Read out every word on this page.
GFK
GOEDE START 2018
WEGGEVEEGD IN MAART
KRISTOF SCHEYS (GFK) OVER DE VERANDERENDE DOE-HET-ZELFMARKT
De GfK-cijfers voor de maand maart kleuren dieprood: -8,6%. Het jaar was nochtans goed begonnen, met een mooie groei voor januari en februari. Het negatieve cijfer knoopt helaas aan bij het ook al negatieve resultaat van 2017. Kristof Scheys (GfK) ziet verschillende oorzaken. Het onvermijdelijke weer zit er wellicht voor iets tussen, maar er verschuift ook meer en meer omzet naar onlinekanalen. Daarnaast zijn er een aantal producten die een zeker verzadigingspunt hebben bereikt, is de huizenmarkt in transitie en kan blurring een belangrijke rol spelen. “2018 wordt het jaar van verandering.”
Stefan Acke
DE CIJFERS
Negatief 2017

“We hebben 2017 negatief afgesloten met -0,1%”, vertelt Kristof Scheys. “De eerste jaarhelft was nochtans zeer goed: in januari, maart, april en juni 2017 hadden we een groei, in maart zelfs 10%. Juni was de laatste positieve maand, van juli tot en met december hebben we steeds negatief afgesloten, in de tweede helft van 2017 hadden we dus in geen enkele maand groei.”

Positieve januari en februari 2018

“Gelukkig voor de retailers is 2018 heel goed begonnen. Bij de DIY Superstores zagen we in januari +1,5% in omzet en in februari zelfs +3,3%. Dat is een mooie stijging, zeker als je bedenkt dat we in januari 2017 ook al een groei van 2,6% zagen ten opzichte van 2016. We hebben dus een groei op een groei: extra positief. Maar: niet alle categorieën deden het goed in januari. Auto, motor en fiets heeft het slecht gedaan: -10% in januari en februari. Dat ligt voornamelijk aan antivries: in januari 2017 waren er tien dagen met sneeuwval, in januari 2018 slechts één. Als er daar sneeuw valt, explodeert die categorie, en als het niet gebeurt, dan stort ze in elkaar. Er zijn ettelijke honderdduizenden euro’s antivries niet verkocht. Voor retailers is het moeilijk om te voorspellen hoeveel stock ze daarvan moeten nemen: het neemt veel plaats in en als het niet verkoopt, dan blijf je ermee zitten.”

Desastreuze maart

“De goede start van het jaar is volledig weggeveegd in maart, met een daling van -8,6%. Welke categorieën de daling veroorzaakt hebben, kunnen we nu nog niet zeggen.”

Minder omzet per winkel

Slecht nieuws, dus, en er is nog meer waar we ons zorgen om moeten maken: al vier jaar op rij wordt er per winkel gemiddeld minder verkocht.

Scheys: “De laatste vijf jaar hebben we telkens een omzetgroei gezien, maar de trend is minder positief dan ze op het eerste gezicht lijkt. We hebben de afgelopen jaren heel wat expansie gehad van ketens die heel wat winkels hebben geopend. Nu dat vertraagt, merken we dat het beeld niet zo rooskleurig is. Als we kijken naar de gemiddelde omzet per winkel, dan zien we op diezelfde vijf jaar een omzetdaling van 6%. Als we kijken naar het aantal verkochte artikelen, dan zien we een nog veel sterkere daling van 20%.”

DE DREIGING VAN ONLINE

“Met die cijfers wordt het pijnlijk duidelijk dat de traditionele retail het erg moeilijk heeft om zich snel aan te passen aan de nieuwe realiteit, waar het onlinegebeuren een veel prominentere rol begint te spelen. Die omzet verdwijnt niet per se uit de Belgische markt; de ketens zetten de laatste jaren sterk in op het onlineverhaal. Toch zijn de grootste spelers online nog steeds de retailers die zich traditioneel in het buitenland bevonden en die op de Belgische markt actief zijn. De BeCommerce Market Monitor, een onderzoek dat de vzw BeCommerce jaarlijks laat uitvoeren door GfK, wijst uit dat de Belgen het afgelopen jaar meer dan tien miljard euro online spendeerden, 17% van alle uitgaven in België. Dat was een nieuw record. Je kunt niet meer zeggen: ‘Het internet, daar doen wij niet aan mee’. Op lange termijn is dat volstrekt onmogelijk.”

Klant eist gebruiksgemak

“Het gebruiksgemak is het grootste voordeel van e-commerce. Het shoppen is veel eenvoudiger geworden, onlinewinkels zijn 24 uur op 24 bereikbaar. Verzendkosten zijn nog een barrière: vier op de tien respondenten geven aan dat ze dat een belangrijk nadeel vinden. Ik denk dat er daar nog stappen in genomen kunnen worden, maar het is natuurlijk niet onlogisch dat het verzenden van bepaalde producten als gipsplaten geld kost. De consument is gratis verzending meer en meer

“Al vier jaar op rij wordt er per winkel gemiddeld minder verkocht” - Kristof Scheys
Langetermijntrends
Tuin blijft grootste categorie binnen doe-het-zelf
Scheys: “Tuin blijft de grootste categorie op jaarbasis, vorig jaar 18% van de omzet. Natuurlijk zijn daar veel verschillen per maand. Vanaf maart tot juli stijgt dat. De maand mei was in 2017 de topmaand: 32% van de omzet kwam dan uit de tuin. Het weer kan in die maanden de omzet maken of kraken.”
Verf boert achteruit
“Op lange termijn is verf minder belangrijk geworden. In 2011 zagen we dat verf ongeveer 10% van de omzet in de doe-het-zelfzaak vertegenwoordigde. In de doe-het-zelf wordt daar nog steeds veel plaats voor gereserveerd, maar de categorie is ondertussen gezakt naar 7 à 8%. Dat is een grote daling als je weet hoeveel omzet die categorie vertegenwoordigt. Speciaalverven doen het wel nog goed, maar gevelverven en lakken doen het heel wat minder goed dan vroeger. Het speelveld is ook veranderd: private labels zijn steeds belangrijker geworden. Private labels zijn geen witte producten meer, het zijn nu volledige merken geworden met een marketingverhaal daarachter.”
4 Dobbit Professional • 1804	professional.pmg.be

▶ **Activity**
Make an exact copy of every record listed above.

▶ **Result of the task**
Read out every word on this page.
GFK
GOEDE START 2018
WEGGEVEEGD IN MAART
KRISTOF SCHEYS (GFK) OVER DE VERANDERENDE DOE-HET-ZELFMARKT
De GfK-cijfers voor de maand maart kleuren dieprood: -8,6%. Het jaar was nochtans goed begonnen, met een mooie groei voor januari en februari. Het negatieve cijfer knoopt helaas aan bij het ook al negatieve resultaat van 2017. Kristof Scheys (GfK) ziet verschillende oorzaken. Het onvermijdelijke weer zit er wellicht voor iets tussen, maar er verschuift ook meer en meer omzet naar onlinekanalen. Daarnaast zijn er een aantal producten die een zeker verzadigingspunt hebben bereikt, is de huizenmarkt in transitie en kan blurring een belangrijke rol spelen. “2018 wordt het jaar van verandering.”
Stefan Acke
DE CIJFERS
Negatief 2017

“We hebben 2017 negatief afgesloten met -0,1%”, vertelt Kristof Scheys. “De eerste jaarhelft was nochtans zeer goed: in januari, maart, april en juni 2017 hadden we een groei, in maart zelfs 10%. Juni was de laatste positieve maand, van juli tot en met december hebben we steeds negatief afgesloten, in de tweede helft van 2017 hadden we dus in geen enkele maand groei.”

Positieve januari en februari 2018

“Gelukkig voor de retailers is 2018 heel goed begonnen. Bij de DIY Superstores zagen we in januari +1,5% in omzet en in februari zelfs +3,3%. Dat is een mooie stijging, zeker als je bedenkt dat we in januari 2017 ook al een groei van 2,6% zagen ten opzichte van 2016. We hebben dus een groei op een groei: extra positief. Maar: niet alle categorieën deden het goed in januari. Auto, motor en fiets heeft het slecht gedaan: -10% in januari en februari. Dat ligt voornamelijk aan antivries: in januari 2017 waren er tien dagen met sneeuwval, in januari 2018 slechts één. Als er daar sneeuw valt, explodeert die categorie, en als het niet gebeurt, dan stort ze in elkaar. Er zijn ettelijke honderdduizenden euro’s antivries niet verkocht. Voor retailers is het moeilijk om te voorspellen hoeveel stock ze daarvan moeten nemen: het neemt veel plaats in en als het niet verkoopt, dan blijf je ermee zitten.”

Desastreuze maart

“De goede start van het jaar is volledig weggeveegd in maart, met een daling van -8,6%. Welke categorieën de daling veroorzaakt hebben, kunnen we nu nog niet zeggen.”

Minder omzet per winkel

Slecht nieuws, dus, en er is nog meer waar we ons zorgen om moeten maken: al vier jaar op rij wordt er per winkel gemiddeld minder verkocht.

Scheys: “De laatste vijf jaar hebben we telkens een omzetgroei gezien, maar de trend is minder positief dan ze op het eerste gezicht lijkt. We hebben de afgelopen jaren heel wat expansie gehad van ketens die heel wat winkels hebben geopend. Nu dat vertraagt, merken we dat het beeld niet zo rooskleurig is. Als we kijken naar de gemiddelde omzet per winkel, dan zien we op diezelfde vijf jaar een omzetdaling van 6%. Als we kijken naar het aantal verkochte artikelen, dan zien we een nog veel sterkere daling van 20%.”

DE DREIGING VAN ONLINE

“Met die cijfers wordt het pijnlijk duidelijk dat de traditionele retail het erg moeilijk heeft om zich snel aan te passen aan de nieuwe realiteit, waar het onlinegebeuren een veel prominentere rol begint te spelen. Die omzet verdwijnt niet per se uit de Belgische markt; de ketens zetten de laatste jaren sterk in op het onlineverhaal. Toch zijn de grootste spelers online nog steeds de retailers die zich traditioneel in het buitenland bevonden en die op de Belgische markt actief zijn. De BeCommerce Market Monitor, een onderzoek dat de vzw BeCommerce jaarlijks laat uitvoeren door GfK, wijst uit dat de Belgen het afgelopen jaar meer dan tien miljard euro online spendeerden, 17% van alle uitgaven in België. Dat was een nieuw record. Je kunt niet meer zeggen: ‘Het internet, daar doen wij niet aan mee’. Op lange termijn is dat volstrekt onmogelijk.”

Klant eist gebruiksgemak

“Het gebruiksgemak is het grootste voordeel van e-commerce. Het shoppen is veel eenvoudiger geworden, onlinewinkels zijn 24 uur op 24 bereikbaar. Verzendkosten zijn nog een barrière: vier op de tien respondenten geven aan dat ze dat een belangrijk nadeel vinden. Ik denk dat er daar nog stappen in genomen kunnen worden, maar het is natuurlijk niet onlogisch dat het verzenden van bepaalde producten als gipsplaten geld kost. De consument is gratis verzending meer en meer

“Al vier jaar op rij wordt er per winkel gemiddeld minder verkocht” - Kristof Scheys
Langetermijntrends
Tuin blijft grootste categorie binnen doe-het-zelf
Scheys: “Tuin blijft de grootste categorie op jaarbasis, vorig jaar 18% van de omzet. Natuurlijk zijn daar veel verschillen per maand. Vanaf maart tot juli stijgt dat. De maand mei was in 2017 de topmaand: 32% van de omzet kwam dan uit de tuin. Het weer kan in die maanden de omzet maken of kraken.”
Verf boert achteruit
“Op lange termijn is verf minder belangrijk geworden. In 2011 zagen we dat verf ongeveer 10% van de omzet in de doe-het-zelfzaak vertegenwoordigde. In de doe-het-zelf wordt daar nog steeds veel plaats voor gereserveerd, maar de categorie is ondertussen gezakt naar 7 à 8%. Dat is een grote daling als je weet hoeveel omzet die categorie vertegenwoordigt. Speciaalverven doen het wel nog goed, maar gevelverven en lakken doen het heel wat minder goed dan vroeger. Het speelveld is ook veranderd: private labels zijn steeds belangrijker geworden. Private labels zijn geen witte producten meer, het zijn nu volledige merken geworden met een marketingverhaal daarachter.”
4 Dobbit Professional • 1804	professional.pmg.be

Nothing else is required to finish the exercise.